Dataset rows:
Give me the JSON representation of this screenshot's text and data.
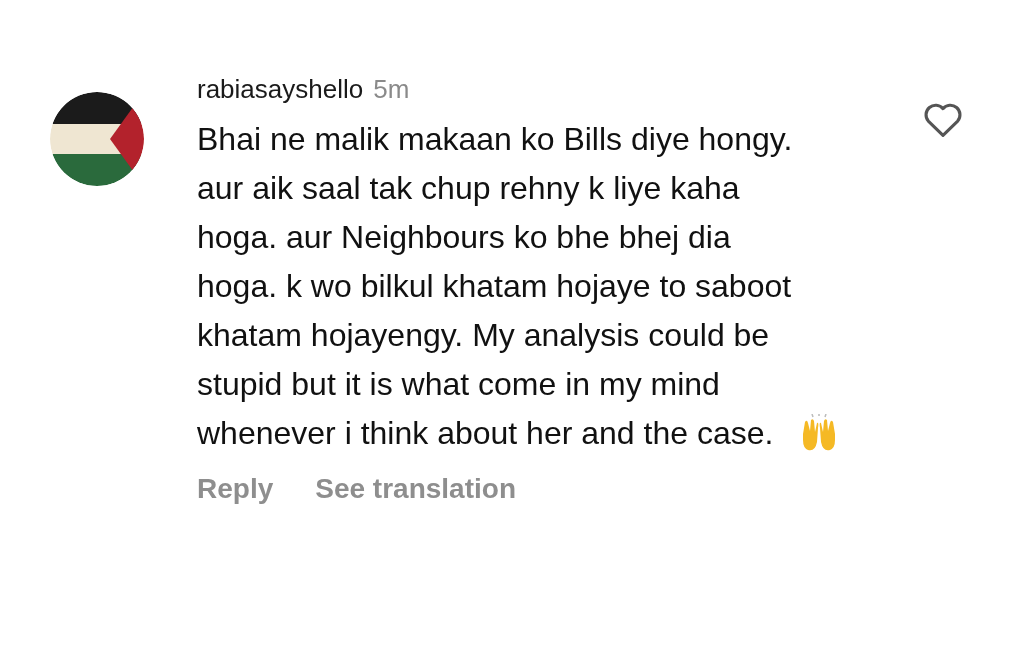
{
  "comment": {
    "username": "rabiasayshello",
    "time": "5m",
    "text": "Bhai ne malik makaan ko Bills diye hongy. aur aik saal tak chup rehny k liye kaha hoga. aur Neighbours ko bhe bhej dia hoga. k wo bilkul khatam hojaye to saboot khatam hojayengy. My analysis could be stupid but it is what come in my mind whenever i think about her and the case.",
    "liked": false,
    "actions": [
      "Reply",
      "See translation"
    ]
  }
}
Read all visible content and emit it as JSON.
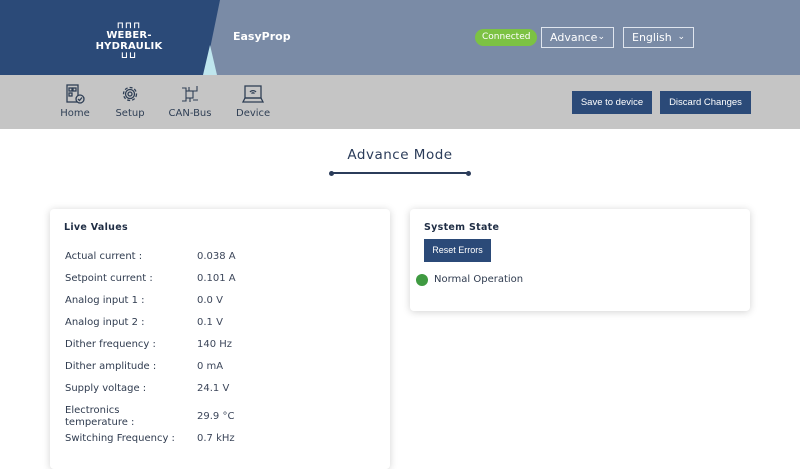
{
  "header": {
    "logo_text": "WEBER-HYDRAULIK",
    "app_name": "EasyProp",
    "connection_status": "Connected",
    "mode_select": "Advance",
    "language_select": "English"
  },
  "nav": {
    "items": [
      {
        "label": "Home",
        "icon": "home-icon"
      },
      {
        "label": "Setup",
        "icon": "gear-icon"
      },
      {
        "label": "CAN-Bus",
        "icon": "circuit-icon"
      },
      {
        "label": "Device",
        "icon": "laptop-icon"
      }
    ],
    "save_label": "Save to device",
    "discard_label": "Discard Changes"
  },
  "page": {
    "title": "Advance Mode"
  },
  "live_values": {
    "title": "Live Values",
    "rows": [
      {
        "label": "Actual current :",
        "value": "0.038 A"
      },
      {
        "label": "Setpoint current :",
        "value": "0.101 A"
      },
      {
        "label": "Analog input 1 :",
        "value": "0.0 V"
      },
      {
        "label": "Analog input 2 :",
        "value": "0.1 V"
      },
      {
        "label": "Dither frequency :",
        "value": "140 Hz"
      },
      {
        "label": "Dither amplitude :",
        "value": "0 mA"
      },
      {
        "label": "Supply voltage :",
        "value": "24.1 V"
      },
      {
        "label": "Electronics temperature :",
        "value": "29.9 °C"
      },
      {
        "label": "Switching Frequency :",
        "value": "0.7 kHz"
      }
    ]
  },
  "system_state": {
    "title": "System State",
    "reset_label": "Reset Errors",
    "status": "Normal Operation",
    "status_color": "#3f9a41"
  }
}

* * *

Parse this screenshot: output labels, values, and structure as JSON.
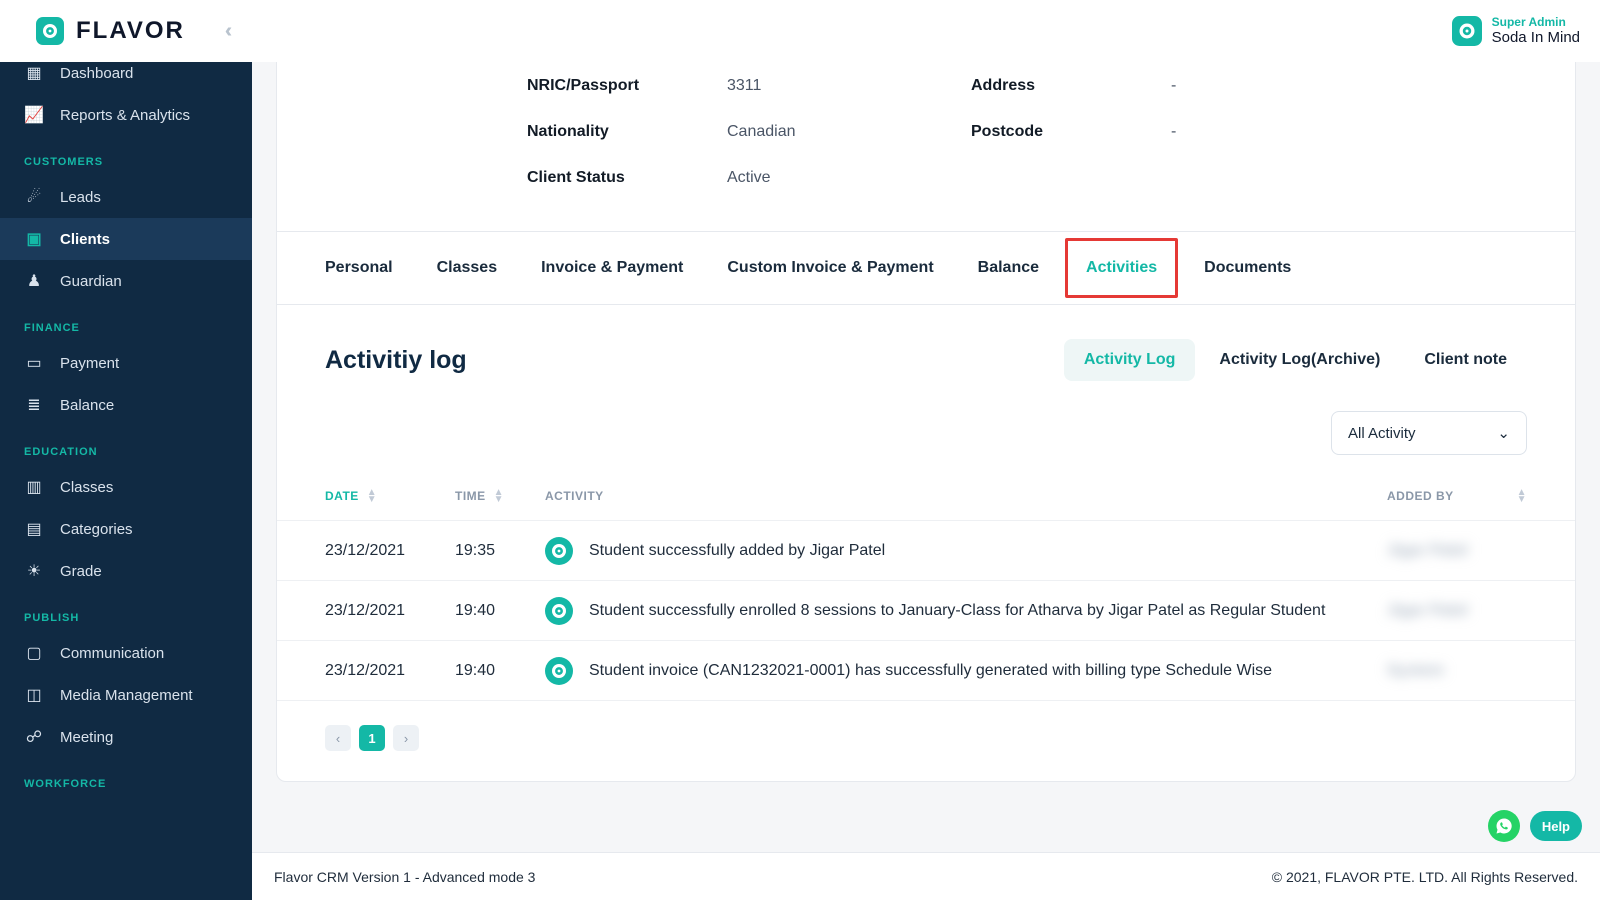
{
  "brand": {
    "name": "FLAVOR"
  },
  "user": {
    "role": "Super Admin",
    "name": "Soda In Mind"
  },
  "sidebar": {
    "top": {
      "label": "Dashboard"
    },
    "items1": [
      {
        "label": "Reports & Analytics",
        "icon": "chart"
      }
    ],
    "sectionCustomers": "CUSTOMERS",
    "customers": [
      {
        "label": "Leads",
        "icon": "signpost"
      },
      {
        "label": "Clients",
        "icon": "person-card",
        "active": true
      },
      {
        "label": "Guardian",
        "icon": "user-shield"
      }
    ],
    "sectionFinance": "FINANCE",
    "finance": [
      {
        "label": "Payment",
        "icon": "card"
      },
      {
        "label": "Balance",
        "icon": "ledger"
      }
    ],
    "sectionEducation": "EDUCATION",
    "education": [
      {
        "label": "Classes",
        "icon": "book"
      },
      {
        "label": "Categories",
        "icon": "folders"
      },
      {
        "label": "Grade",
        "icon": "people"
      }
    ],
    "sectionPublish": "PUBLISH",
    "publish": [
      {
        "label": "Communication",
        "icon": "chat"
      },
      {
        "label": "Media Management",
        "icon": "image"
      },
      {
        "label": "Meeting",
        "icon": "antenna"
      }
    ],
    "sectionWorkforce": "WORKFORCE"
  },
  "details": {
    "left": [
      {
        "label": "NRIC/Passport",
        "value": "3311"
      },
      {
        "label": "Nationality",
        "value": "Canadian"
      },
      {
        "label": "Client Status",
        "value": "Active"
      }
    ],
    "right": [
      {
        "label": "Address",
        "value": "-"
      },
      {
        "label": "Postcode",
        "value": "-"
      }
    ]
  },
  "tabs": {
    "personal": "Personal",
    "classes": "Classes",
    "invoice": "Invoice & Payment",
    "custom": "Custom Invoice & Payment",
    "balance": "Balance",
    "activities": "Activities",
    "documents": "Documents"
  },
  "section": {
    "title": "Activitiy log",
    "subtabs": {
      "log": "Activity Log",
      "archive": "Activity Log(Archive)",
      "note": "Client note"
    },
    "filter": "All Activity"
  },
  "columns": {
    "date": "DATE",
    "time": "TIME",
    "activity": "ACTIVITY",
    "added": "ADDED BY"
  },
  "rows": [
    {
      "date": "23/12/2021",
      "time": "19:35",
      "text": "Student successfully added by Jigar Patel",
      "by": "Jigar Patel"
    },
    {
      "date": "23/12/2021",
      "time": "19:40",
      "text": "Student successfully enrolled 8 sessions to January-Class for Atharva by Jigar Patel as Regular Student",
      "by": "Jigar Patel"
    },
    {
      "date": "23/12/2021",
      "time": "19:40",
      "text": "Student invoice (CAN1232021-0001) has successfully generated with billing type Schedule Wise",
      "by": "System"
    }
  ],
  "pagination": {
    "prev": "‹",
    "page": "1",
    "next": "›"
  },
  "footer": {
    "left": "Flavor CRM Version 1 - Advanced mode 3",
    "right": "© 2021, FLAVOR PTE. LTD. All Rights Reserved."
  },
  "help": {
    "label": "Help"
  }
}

---

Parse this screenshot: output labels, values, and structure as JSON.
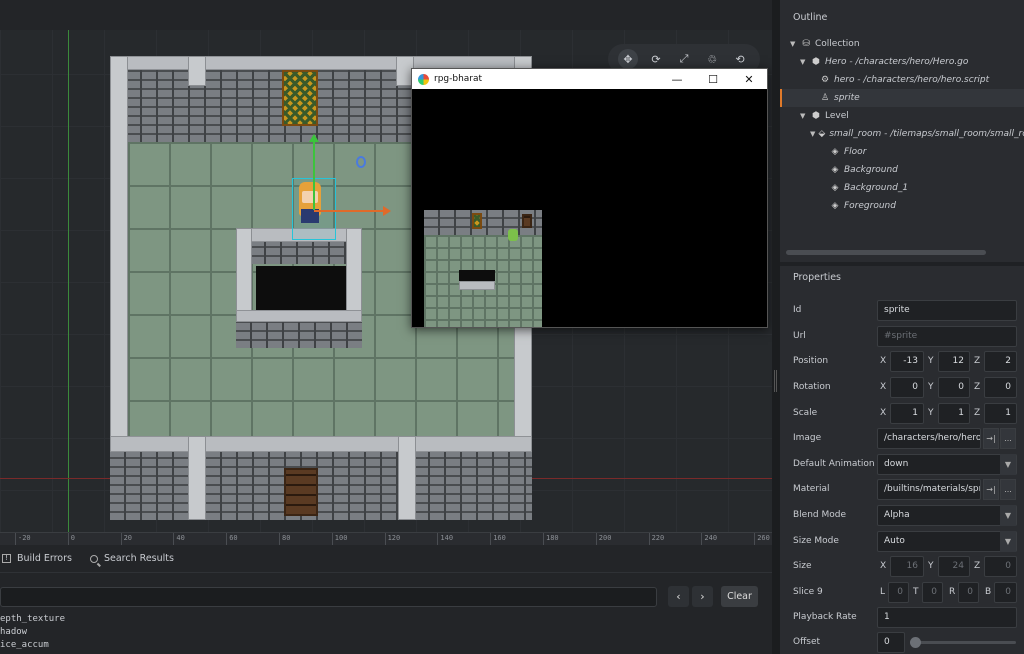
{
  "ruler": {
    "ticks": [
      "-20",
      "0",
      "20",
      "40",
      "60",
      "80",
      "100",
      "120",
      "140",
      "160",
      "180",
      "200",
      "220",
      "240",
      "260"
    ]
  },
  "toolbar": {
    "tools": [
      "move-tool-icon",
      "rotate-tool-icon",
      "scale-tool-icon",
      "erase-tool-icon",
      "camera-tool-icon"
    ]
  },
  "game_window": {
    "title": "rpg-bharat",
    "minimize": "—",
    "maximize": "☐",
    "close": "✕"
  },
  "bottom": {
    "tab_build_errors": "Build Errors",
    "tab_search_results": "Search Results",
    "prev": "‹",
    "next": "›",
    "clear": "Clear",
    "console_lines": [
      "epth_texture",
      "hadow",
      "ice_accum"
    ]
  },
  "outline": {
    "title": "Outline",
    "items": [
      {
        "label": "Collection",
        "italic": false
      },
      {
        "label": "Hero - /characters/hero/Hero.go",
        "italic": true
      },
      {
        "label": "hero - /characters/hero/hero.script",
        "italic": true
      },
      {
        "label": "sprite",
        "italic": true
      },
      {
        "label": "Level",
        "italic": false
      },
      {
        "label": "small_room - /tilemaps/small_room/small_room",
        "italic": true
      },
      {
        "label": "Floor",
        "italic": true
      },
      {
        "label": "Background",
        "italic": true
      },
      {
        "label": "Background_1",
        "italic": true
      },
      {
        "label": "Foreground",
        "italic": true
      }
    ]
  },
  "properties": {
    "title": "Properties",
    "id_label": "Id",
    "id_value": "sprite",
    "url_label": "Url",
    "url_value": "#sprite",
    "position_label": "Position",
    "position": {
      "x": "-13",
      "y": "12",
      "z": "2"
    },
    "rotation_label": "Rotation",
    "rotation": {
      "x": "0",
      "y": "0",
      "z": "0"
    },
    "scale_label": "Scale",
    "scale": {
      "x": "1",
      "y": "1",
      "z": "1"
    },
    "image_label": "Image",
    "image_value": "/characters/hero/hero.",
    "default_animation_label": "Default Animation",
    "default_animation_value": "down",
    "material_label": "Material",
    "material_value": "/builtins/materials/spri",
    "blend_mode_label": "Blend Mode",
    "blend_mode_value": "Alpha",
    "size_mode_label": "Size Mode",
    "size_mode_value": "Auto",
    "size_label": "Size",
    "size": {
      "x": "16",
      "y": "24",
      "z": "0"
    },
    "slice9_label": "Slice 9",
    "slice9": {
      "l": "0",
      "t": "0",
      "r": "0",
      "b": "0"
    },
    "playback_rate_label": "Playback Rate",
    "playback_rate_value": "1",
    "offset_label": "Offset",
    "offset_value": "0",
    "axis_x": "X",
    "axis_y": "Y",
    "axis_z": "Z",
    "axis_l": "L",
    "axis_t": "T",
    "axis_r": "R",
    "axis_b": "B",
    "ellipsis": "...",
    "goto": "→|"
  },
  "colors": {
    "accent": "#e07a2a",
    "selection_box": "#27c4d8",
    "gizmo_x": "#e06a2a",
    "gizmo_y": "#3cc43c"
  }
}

Given problem:
Give only the number of lines in the entries that contain "time".

In response:
5